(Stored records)
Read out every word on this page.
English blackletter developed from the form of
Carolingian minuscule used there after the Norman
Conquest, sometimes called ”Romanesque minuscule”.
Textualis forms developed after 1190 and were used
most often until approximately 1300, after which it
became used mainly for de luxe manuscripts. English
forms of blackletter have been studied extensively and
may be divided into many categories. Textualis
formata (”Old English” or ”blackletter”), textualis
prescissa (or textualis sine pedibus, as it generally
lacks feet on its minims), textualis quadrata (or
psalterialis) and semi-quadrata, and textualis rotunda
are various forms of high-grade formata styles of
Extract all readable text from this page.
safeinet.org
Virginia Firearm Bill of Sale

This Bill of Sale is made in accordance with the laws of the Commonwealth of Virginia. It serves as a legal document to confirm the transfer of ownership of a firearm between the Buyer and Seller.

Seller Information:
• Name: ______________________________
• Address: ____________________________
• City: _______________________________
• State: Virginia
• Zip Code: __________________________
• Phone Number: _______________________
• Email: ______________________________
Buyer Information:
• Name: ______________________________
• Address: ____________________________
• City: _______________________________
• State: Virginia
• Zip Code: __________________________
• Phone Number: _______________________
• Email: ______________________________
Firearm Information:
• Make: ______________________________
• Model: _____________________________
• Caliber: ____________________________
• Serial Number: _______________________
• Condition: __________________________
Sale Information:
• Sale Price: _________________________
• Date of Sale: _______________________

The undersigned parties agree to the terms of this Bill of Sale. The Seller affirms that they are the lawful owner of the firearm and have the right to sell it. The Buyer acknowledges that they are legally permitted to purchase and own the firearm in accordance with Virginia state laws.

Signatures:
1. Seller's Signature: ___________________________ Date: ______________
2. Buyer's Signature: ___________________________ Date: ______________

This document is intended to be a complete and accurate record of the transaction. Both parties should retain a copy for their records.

Brief - Return the full listing, character for character.

Output for this exercise -
Read out every word on this page.
English blackletter developed from the form of
Carolingian minuscule used there after the Norman
Conquest, sometimes called ”Romanesque minuscule”.
Textualis forms developed after 1190 and were used
most often until approximately 1300, after which it
became used mainly for de luxe manuscripts. English
forms of blackletter have been studied extensively and
may be divided into many categories. Textualis
formata (”Old English” or ”blackletter”), textualis
prescissa (or textualis sine pedibus, as it generally
lacks feet on its minims), textualis quadrata (or
psalterialis) and semi-quadrata, and textualis rotunda
are various forms of high-grade formata styles of
Extract all readable text from this page.
safeinet.org
Virginia Firearm Bill of Sale

This Bill of Sale is made in accordance with the laws of the Commonwealth of Virginia. It serves as a legal document to confirm the transfer of ownership of a firearm between the Buyer and Seller.

Seller Information:
• Name: ______________________________
• Address: ____________________________
• City: _______________________________
• State: Virginia
• Zip Code: __________________________
• Phone Number: _______________________
• Email: ______________________________
Buyer Information:
• Name: ______________________________
• Address: ____________________________
• City: _______________________________
• State: Virginia
• Zip Code: __________________________
• Phone Number: _______________________
• Email: ______________________________
Firearm Information:
• Make: ______________________________
• Model: _____________________________
• Caliber: ____________________________
• Serial Number: _______________________
• Condition: __________________________
Sale Information:
• Sale Price: _________________________
• Date of Sale: _______________________

The undersigned parties agree to the terms of this Bill of Sale. The Seller affirms that they are the lawful owner of the firearm and have the right to sell it. The Buyer acknowledges that they are legally permitted to purchase and own the firearm in accordance with Virginia state laws.

Signatures:
1. Seller's Signature: ___________________________ Date: ______________
2. Buyer's Signature: ___________________________ Date: ______________

This document is intended to be a complete and accurate record of the transaction. Both parties should retain a copy for their records.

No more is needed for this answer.